TASK INSTRUCTIONS >> Every line with "Noninvasive" in it should be copied from the data.

Stored records >>

== Segment start ==

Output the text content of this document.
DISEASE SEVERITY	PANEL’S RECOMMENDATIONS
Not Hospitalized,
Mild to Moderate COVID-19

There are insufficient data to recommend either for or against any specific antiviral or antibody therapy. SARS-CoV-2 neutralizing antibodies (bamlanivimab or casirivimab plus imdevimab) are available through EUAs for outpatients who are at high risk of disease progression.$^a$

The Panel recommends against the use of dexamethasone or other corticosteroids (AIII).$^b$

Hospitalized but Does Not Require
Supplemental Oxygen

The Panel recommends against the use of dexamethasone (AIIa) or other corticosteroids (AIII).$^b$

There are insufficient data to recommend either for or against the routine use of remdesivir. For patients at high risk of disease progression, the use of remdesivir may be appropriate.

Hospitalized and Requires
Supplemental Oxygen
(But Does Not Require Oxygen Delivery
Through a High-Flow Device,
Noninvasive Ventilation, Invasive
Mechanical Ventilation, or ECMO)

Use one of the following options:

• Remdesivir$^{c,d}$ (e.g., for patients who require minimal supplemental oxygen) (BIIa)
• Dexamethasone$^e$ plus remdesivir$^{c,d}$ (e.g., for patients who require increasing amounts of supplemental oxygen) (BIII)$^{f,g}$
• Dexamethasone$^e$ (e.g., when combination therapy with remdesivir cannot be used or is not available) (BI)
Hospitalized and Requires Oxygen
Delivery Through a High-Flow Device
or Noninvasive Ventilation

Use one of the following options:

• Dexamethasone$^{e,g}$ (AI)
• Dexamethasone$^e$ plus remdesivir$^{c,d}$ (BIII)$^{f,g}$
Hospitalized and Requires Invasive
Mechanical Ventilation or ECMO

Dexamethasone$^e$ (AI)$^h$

== Segment end ==

WRITTEN SOLUTION >>
Noninvasive Ventilation, Invasive
or Noninvasive Ventilation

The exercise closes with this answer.